## To do
Could the entries below be transcribed word for word, with the pictures omitted?

Image records of document pages:
•••

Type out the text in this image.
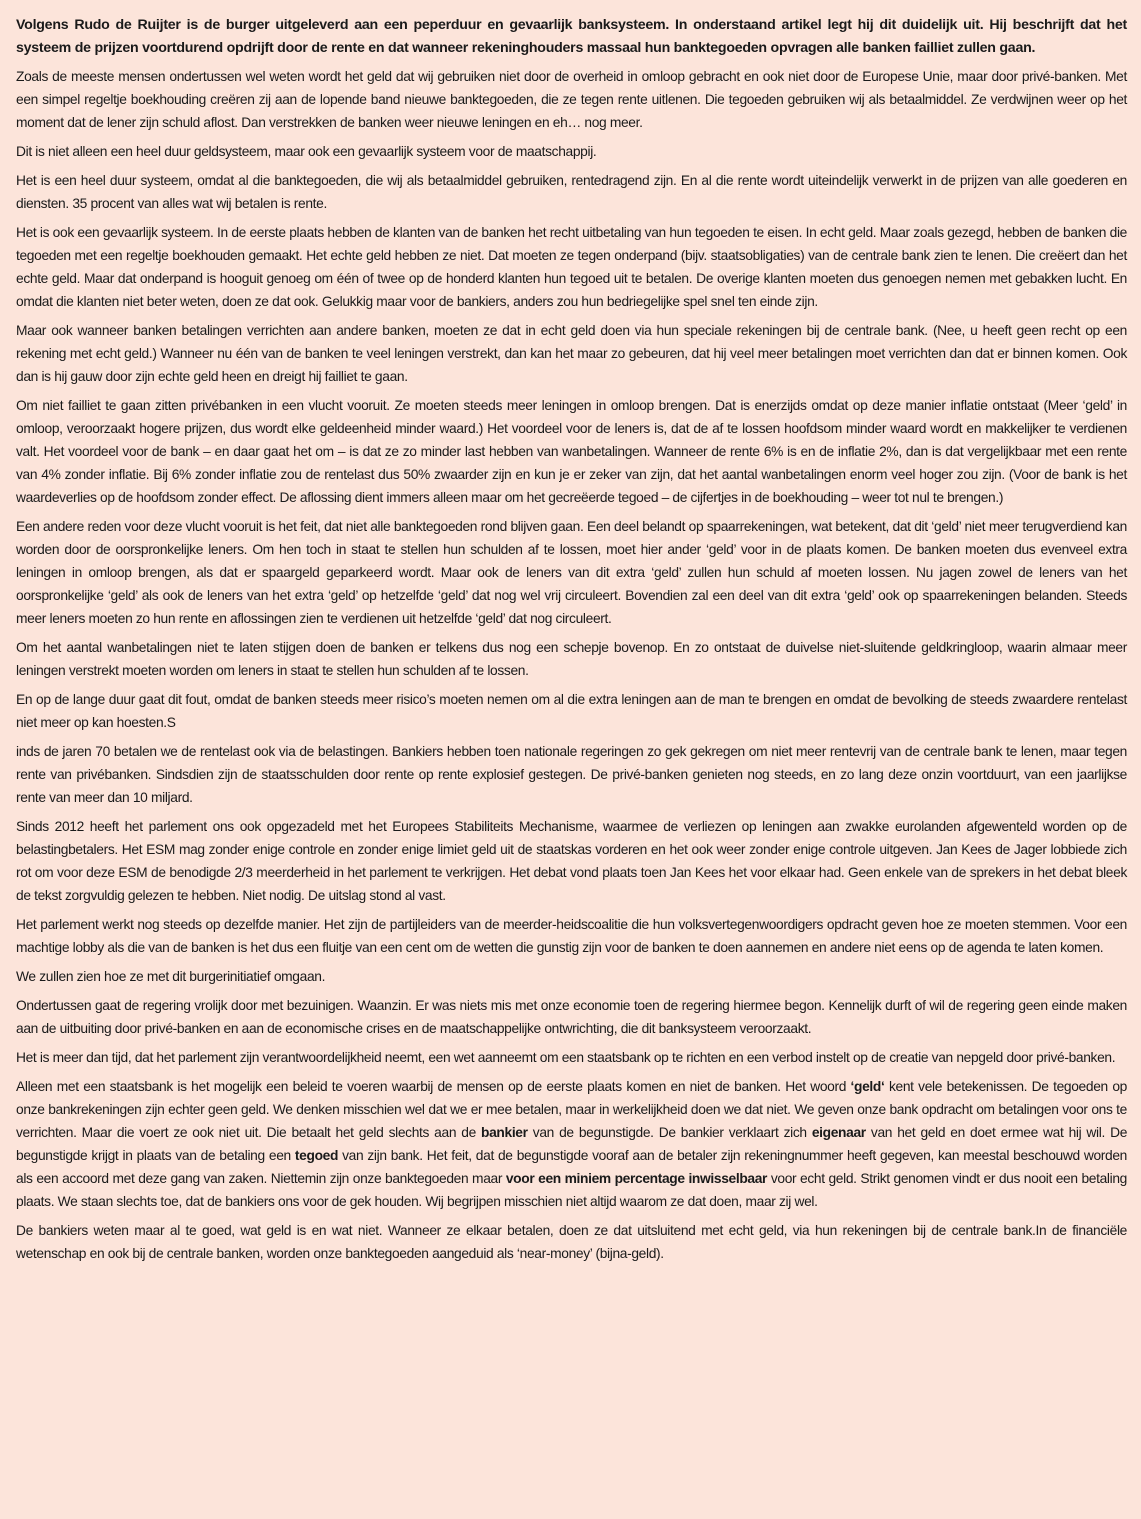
Volgens Rudo de Ruijter is de burger uitgeleverd aan een peperduur en gevaarlijk banksysteem. In onderstaand artikel legt hij dit duidelijk uit. Hij beschrijft dat het systeem de prijzen voortdurend opdrijft door de rente en dat wanneer rekeninghouders massaal hun banktegoeden opvragen alle banken failliet zullen gaan.

Zoals de meeste mensen ondertussen wel weten wordt het geld dat wij gebruiken niet door de overheid in omloop gebracht en ook niet door de Europese Unie, maar door privé-banken. Met een simpel regeltje boekhouding creëren zij aan de lopende band nieuwe banktegoeden, die ze tegen rente uitlenen. Die tegoeden gebruiken wij als betaalmiddel. Ze verdwijnen weer op het moment dat de lener zijn schuld aflost. Dan verstrekken de banken weer nieuwe leningen en eh… nog meer.

Dit is niet alleen een heel duur geldsysteem, maar ook een gevaarlijk systeem voor de maatschappij.

Het is een heel duur systeem, omdat al die banktegoeden, die wij als betaalmiddel gebruiken, rentedragend zijn. En al die rente wordt uiteindelijk verwerkt in de prijzen van alle goederen en diensten. 35 procent van alles wat wij betalen is rente.

Het is ook een gevaarlijk systeem. In de eerste plaats hebben de klanten van de banken het recht uitbetaling van hun tegoeden te eisen. In echt geld. Maar zoals gezegd, hebben de banken die tegoeden met een regeltje boekhouden gemaakt. Het echte geld hebben ze niet. Dat moeten ze tegen onderpand (bijv. staatsobligaties) van de centrale bank zien te lenen. Die creëert dan het echte geld. Maar dat onderpand is hooguit genoeg om één of twee op de honderd klanten hun tegoed uit te betalen. De overige klanten moeten dus genoegen nemen met gebakken lucht. En omdat die klanten niet beter weten, doen ze dat ook. Gelukkig maar voor de bankiers, anders zou hun bedriegelijke spel snel ten einde zijn.

Maar ook wanneer banken betalingen verrichten aan andere banken, moeten ze dat in echt geld doen via hun speciale rekeningen bij de centrale bank. (Nee, u heeft geen recht op een rekening met echt geld.) Wanneer nu één van de banken te veel leningen verstrekt, dan kan het maar zo gebeuren, dat hij veel meer betalingen moet verrichten dan dat er binnen komen. Ook dan is hij gauw door zijn echte geld heen en dreigt hij failliet te gaan.

Om niet failliet te gaan zitten privébanken in een vlucht vooruit. Ze moeten steeds meer leningen in omloop brengen. Dat is enerzijds omdat op deze manier inflatie ontstaat (Meer ‘geld’ in omloop, veroorzaakt hogere prijzen, dus wordt elke geldeenheid minder waard.) Het voordeel voor de leners is, dat de af te lossen hoofdsom minder waard wordt en makkelijker te verdienen valt. Het voordeel voor de bank – en daar gaat het om – is dat ze zo minder last hebben van wanbetalingen. Wanneer de rente 6% is en de inflatie 2%, dan is dat vergelijkbaar met een rente van 4% zonder inflatie. Bij 6% zonder inflatie zou de rentelast dus 50% zwaarder zijn en kun je er zeker van zijn, dat het aantal wanbetalingen enorm veel hoger zou zijn. (Voor de bank is het waardeverlies op de hoofdsom zonder effect. De aflossing dient immers alleen maar om het gecreëerde tegoed – de cijfertjes in de boekhouding – weer tot nul te brengen.)

Een andere reden voor deze vlucht vooruit is het feit, dat niet alle banktegoeden rond blijven gaan. Een deel belandt op spaarrekeningen, wat betekent, dat dit ‘geld’ niet meer terugverdiend kan worden door de oorspronkelijke leners. Om hen toch in staat te stellen hun schulden af te lossen, moet hier ander ‘geld’ voor in de plaats komen. De banken moeten dus evenveel extra leningen in omloop brengen, als dat er spaargeld geparkeerd wordt. Maar ook de leners van dit extra ‘geld’ zullen hun schuld af moeten lossen. Nu jagen zowel de leners van het oorspronkelijke ‘geld’ als ook de leners van het extra ‘geld’ op hetzelfde ‘geld’ dat nog wel vrij circuleert. Bovendien zal een deel van dit extra ‘geld’ ook op spaarrekeningen belanden. Steeds meer leners moeten zo hun rente en aflossingen zien te verdienen uit hetzelfde ‘geld’ dat nog circuleert.

Om het aantal wanbetalingen niet te laten stijgen doen de banken er telkens dus nog een schepje bovenop. En zo ontstaat de duivelse niet-sluitende geldkringloop, waarin almaar meer leningen verstrekt moeten worden om leners in staat te stellen hun schulden af te lossen.

En op de lange duur gaat dit fout, omdat de banken steeds meer risico’s moeten nemen om al die extra leningen aan de man te brengen en omdat de bevolking de steeds zwaardere rentelast niet meer op kan hoesten.S

inds de jaren 70 betalen we de rentelast ook via de belastingen. Bankiers hebben toen nationale regeringen zo gek gekregen om niet meer rentevrij van de centrale bank te lenen, maar tegen rente van privébanken. Sindsdien zijn de staatsschulden door rente op rente explosief gestegen. De privé-banken genieten nog steeds, en zo lang deze onzin voortduurt, van een jaarlijkse rente van meer dan 10 miljard.

Sinds 2012 heeft het parlement ons ook opgezadeld met het Europees Stabiliteits Mechanisme, waarmee de verliezen op leningen aan zwakke eurolanden afgewenteld worden op de belastingbetalers. Het ESM mag zonder enige controle en zonder enige limiet geld uit de staatskas vorderen en het ook weer zonder enige controle uitgeven. Jan Kees de Jager lobbiede zich rot om voor deze ESM de benodigde 2/3 meerderheid in het parlement te verkrijgen. Het debat vond plaats toen Jan Kees het voor elkaar had. Geen enkele van de sprekers in het debat bleek de tekst zorgvuldig gelezen te hebben. Niet nodig. De uitslag stond al vast.

Het parlement werkt nog steeds op dezelfde manier. Het zijn de partijleiders van de meerder-heidscoalitie die hun volksvertegenwoordigers opdracht geven hoe ze moeten stemmen. Voor een machtige lobby als die van de banken is het dus een fluitje van een cent om de wetten die gunstig zijn voor de banken te doen aannemen en andere niet eens op de agenda te laten komen.

We zullen zien hoe ze met dit burgerinitiatief omgaan.

Ondertussen gaat de regering vrolijk door met bezuinigen. Waanzin. Er was niets mis met onze economie toen de regering hiermee begon. Kennelijk durft of wil de regering geen einde maken aan de uitbuiting door privé-banken en aan de economische crises en de maatschappelijke ontwrichting, die dit banksysteem veroorzaakt.

Het is meer dan tijd, dat het parlement zijn verantwoordelijkheid neemt, een wet aanneemt om een staatsbank op te richten en een verbod instelt op de creatie van nepgeld door privé-banken.

Alleen met een staatsbank is het mogelijk een beleid te voeren waarbij de mensen op de eerste plaats komen en niet de banken. Het woord ‘geld‘ kent vele betekenissen. De tegoeden op onze bankrekeningen zijn echter geen geld. We denken misschien wel dat we er mee betalen, maar in werkelijkheid doen we dat niet. We geven onze bank opdracht om betalingen voor ons te verrichten. Maar die voert ze ook niet uit. Die betaalt het geld slechts aan de bankier van de begunstigde. De bankier verklaart zich eigenaar van het geld en doet ermee wat hij wil. De begunstigde krijgt in plaats van de betaling een tegoed van zijn bank. Het feit, dat de begunstigde vooraf aan de betaler zijn rekeningnummer heeft gegeven, kan meestal beschouwd worden als een accoord met deze gang van zaken. Niettemin zijn onze banktegoeden maar voor een miniem percentage inwisselbaar voor echt geld. Strikt genomen vindt er dus nooit een betaling plaats. We staan slechts toe, dat de bankiers ons voor de gek houden. Wij begrijpen misschien niet altijd waarom ze dat doen, maar zij wel.

De bankiers weten maar al te goed, wat geld is en wat niet. Wanneer ze elkaar betalen, doen ze dat uitsluitend met echt geld, via hun rekeningen bij de centrale bank.In de financiële wetenschap en ook bij de centrale banken, worden onze banktegoeden aangeduid als ‘near-money’ (bijna-geld).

•••

## Solution to this task
Type out the text in this image.
Volgens Rudo de Ruijter is de burger uitgeleverd aan een peperduur en gevaarlijk banksysteem. In onderstaand artikel legt hij dit duidelijk uit. Hij beschrijft dat het systeem de prijzen voortdurend opdrijft door de rente en dat wanneer rekeninghouders massaal hun banktegoeden opvragen alle banken failliet zullen gaan.

Zoals de meeste mensen ondertussen wel weten wordt het geld dat wij gebruiken niet door de overheid in omloop gebracht en ook niet door de Europese Unie, maar door privé-banken. Met een simpel regeltje boekhouding creëren zij aan de lopende band nieuwe banktegoeden, die ze tegen rente uitlenen. Die tegoeden gebruiken wij als betaalmiddel. Ze verdwijnen weer op het moment dat de lener zijn schuld aflost. Dan verstrekken de banken weer nieuwe leningen en eh… nog meer.

Dit is niet alleen een heel duur geldsysteem, maar ook een gevaarlijk systeem voor de maatschappij.

Het is een heel duur systeem, omdat al die banktegoeden, die wij als betaalmiddel gebruiken, rentedragend zijn. En al die rente wordt uiteindelijk verwerkt in de prijzen van alle goederen en diensten. 35 procent van alles wat wij betalen is rente.

Het is ook een gevaarlijk systeem. In de eerste plaats hebben de klanten van de banken het recht uitbetaling van hun tegoeden te eisen. In echt geld. Maar zoals gezegd, hebben de banken die tegoeden met een regeltje boekhouden gemaakt. Het echte geld hebben ze niet. Dat moeten ze tegen onderpand (bijv. staatsobligaties) van de centrale bank zien te lenen. Die creëert dan het echte geld. Maar dat onderpand is hooguit genoeg om één of twee op de honderd klanten hun tegoed uit te betalen. De overige klanten moeten dus genoegen nemen met gebakken lucht. En omdat die klanten niet beter weten, doen ze dat ook. Gelukkig maar voor de bankiers, anders zou hun bedriegelijke spel snel ten einde zijn.

Maar ook wanneer banken betalingen verrichten aan andere banken, moeten ze dat in echt geld doen via hun speciale rekeningen bij de centrale bank. (Nee, u heeft geen recht op een rekening met echt geld.) Wanneer nu één van de banken te veel leningen verstrekt, dan kan het maar zo gebeuren, dat hij veel meer betalingen moet verrichten dan dat er binnen komen. Ook dan is hij gauw door zijn echte geld heen en dreigt hij failliet te gaan.

Om niet failliet te gaan zitten privébanken in een vlucht vooruit. Ze moeten steeds meer leningen in omloop brengen. Dat is enerzijds omdat op deze manier inflatie ontstaat (Meer ‘geld’ in omloop, veroorzaakt hogere prijzen, dus wordt elke geldeenheid minder waard.) Het voordeel voor de leners is, dat de af te lossen hoofdsom minder waard wordt en makkelijker te verdienen valt. Het voordeel voor de bank – en daar gaat het om – is dat ze zo minder last hebben van wanbetalingen. Wanneer de rente 6% is en de inflatie 2%, dan is dat vergelijkbaar met een rente van 4% zonder inflatie. Bij 6% zonder inflatie zou de rentelast dus 50% zwaarder zijn en kun je er zeker van zijn, dat het aantal wanbetalingen enorm veel hoger zou zijn. (Voor de bank is het waardeverlies op de hoofdsom zonder effect. De aflossing dient immers alleen maar om het gecreëerde tegoed – de cijfertjes in de boekhouding – weer tot nul te brengen.)

Een andere reden voor deze vlucht vooruit is het feit, dat niet alle banktegoeden rond blijven gaan. Een deel belandt op spaarrekeningen, wat betekent, dat dit ‘geld’ niet meer terugverdiend kan worden door de oorspronkelijke leners. Om hen toch in staat te stellen hun schulden af te lossen, moet hier ander ‘geld’ voor in de plaats komen. De banken moeten dus evenveel extra leningen in omloop brengen, als dat er spaargeld geparkeerd wordt. Maar ook de leners van dit extra ‘geld’ zullen hun schuld af moeten lossen. Nu jagen zowel de leners van het oorspronkelijke ‘geld’ als ook de leners van het extra ‘geld’ op hetzelfde ‘geld’ dat nog wel vrij circuleert. Bovendien zal een deel van dit extra ‘geld’ ook op spaarrekeningen belanden. Steeds meer leners moeten zo hun rente en aflossingen zien te verdienen uit hetzelfde ‘geld’ dat nog circuleert.

Om het aantal wanbetalingen niet te laten stijgen doen de banken er telkens dus nog een schepje bovenop. En zo ontstaat de duivelse niet-sluitende geldkringloop, waarin almaar meer leningen verstrekt moeten worden om leners in staat te stellen hun schulden af te lossen.

En op de lange duur gaat dit fout, omdat de banken steeds meer risico’s moeten nemen om al die extra leningen aan de man te brengen en omdat de bevolking de steeds zwaardere rentelast niet meer op kan hoesten.S

inds de jaren 70 betalen we de rentelast ook via de belastingen. Bankiers hebben toen nationale regeringen zo gek gekregen om niet meer rentevrij van de centrale bank te lenen, maar tegen rente van privébanken. Sindsdien zijn de staatsschulden door rente op rente explosief gestegen. De privé-banken genieten nog steeds, en zo lang deze onzin voortduurt, van een jaarlijkse rente van meer dan 10 miljard.

Sinds 2012 heeft het parlement ons ook opgezadeld met het Europees Stabiliteits Mechanisme, waarmee de verliezen op leningen aan zwakke eurolanden afgewenteld worden op de belastingbetalers. Het ESM mag zonder enige controle en zonder enige limiet geld uit de staatskas vorderen en het ook weer zonder enige controle uitgeven. Jan Kees de Jager lobbiede zich rot om voor deze ESM de benodigde 2/3 meerderheid in het parlement te verkrijgen. Het debat vond plaats toen Jan Kees het voor elkaar had. Geen enkele van de sprekers in het debat bleek de tekst zorgvuldig gelezen te hebben. Niet nodig. De uitslag stond al vast.

Het parlement werkt nog steeds op dezelfde manier. Het zijn de partijleiders van de meerder-heidscoalitie die hun volksvertegenwoordigers opdracht geven hoe ze moeten stemmen. Voor een machtige lobby als die van de banken is het dus een fluitje van een cent om de wetten die gunstig zijn voor de banken te doen aannemen en andere niet eens op de agenda te laten komen.

We zullen zien hoe ze met dit burgerinitiatief omgaan.

Ondertussen gaat de regering vrolijk door met bezuinigen. Waanzin. Er was niets mis met onze economie toen de regering hiermee begon. Kennelijk durft of wil de regering geen einde maken aan de uitbuiting door privé-banken en aan de economische crises en de maatschappelijke ontwrichting, die dit banksysteem veroorzaakt.

Het is meer dan tijd, dat het parlement zijn verantwoordelijkheid neemt, een wet aanneemt om een staatsbank op te richten en een verbod instelt op de creatie van nepgeld door privé-banken.

Alleen met een staatsbank is het mogelijk een beleid te voeren waarbij de mensen op de eerste plaats komen en niet de banken. Het woord ‘geld‘ kent vele betekenissen. De tegoeden op onze bankrekeningen zijn echter geen geld. We denken misschien wel dat we er mee betalen, maar in werkelijkheid doen we dat niet. We geven onze bank opdracht om betalingen voor ons te verrichten. Maar die voert ze ook niet uit. Die betaalt het geld slechts aan de bankier van de begunstigde. De bankier verklaart zich eigenaar van het geld en doet ermee wat hij wil. De begunstigde krijgt in plaats van de betaling een tegoed van zijn bank. Het feit, dat de begunstigde vooraf aan de betaler zijn rekeningnummer heeft gegeven, kan meestal beschouwd worden als een accoord met deze gang van zaken. Niettemin zijn onze banktegoeden maar voor een miniem percentage inwisselbaar voor echt geld. Strikt genomen vindt er dus nooit een betaling plaats. We staan slechts toe, dat de bankiers ons voor de gek houden. Wij begrijpen misschien niet altijd waarom ze dat doen, maar zij wel.

De bankiers weten maar al te goed, wat geld is en wat niet. Wanneer ze elkaar betalen, doen ze dat uitsluitend met echt geld, via hun rekeningen bij de centrale bank.In de financiële wetenschap en ook bij de centrale banken, worden onze banktegoeden aangeduid als ‘near-money’ (bijna-geld).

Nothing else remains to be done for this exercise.